WHAT YOU NEED TO DO
Skip any picture you find and retype all the remaining lines exactly.
::::::::::
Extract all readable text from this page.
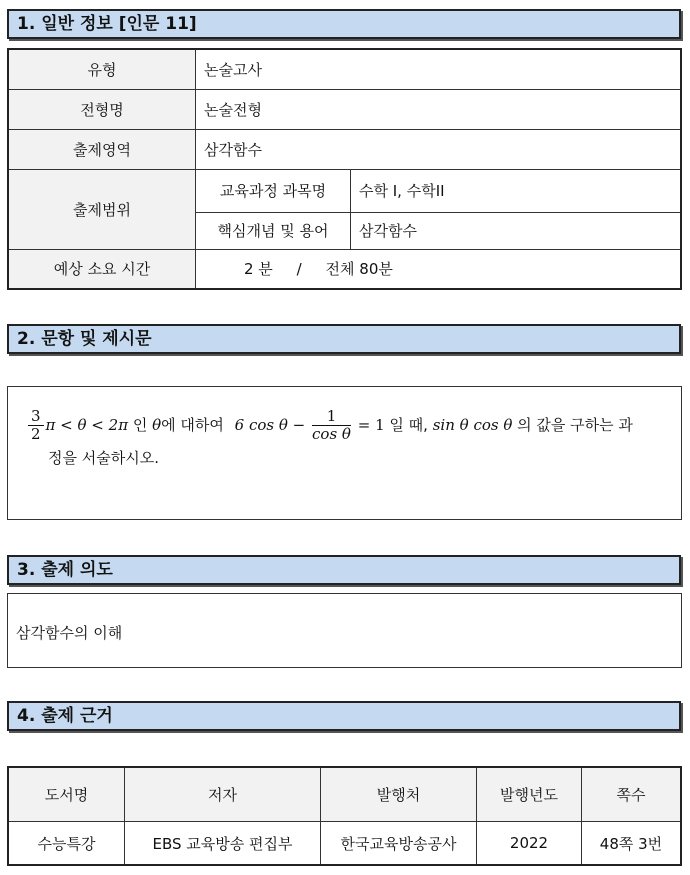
1. 일반 정보 [인문 11]
유형	논술고사	
전형명	논술전형	
출제영역	삼각함수	
출제범위	교육과정 과목명	수학 I, 수학II
	핵심개념 및 용어	삼각함수
예상 소요 시간	2 분     /     전체 80분	
2. 문항 및 제시문
$\frac{3}{2}$ π < θ < 2π 인 θ에 대하여 6 $\cos \theta - \frac{1}{\text{cos θ}} = 1$ 일 때, sin θ cos θ 의 값을 구하는 과
정을 서술하시오.
3. 출제 의도
삼각함수의 이해
4. 출제 근거
도서명	저자	발행처	발행년도	쪽수
수능특강	EBS 교육방송 편집부	한국교육방송공사	2022	48쪽 3번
::::::::::
WORKED SOLUTION
Extract all readable text from this page.
1. 일반 정보 [인문 11]
유형	논술고사	
전형명	논술전형	
출제영역	삼각함수	
출제범위	교육과정 과목명	수학 I, 수학II
	핵심개념 및 용어	삼각함수
예상 소요 시간	2 분     /     전체 80분	
2. 문항 및 제시문
$\frac{3}{2}$ π < θ < 2π 인 θ에 대하여 6 $\cos \theta - \frac{1}{\text{cos θ}} = 1$ 일 때, sin θ cos θ 의 값을 구하는 과
정을 서술하시오.
3. 출제 의도
삼각함수의 이해
4. 출제 근거
도서명	저자	발행처	발행년도	쪽수
수능특강	EBS 교육방송 편집부	한국교육방송공사	2022	48쪽 3번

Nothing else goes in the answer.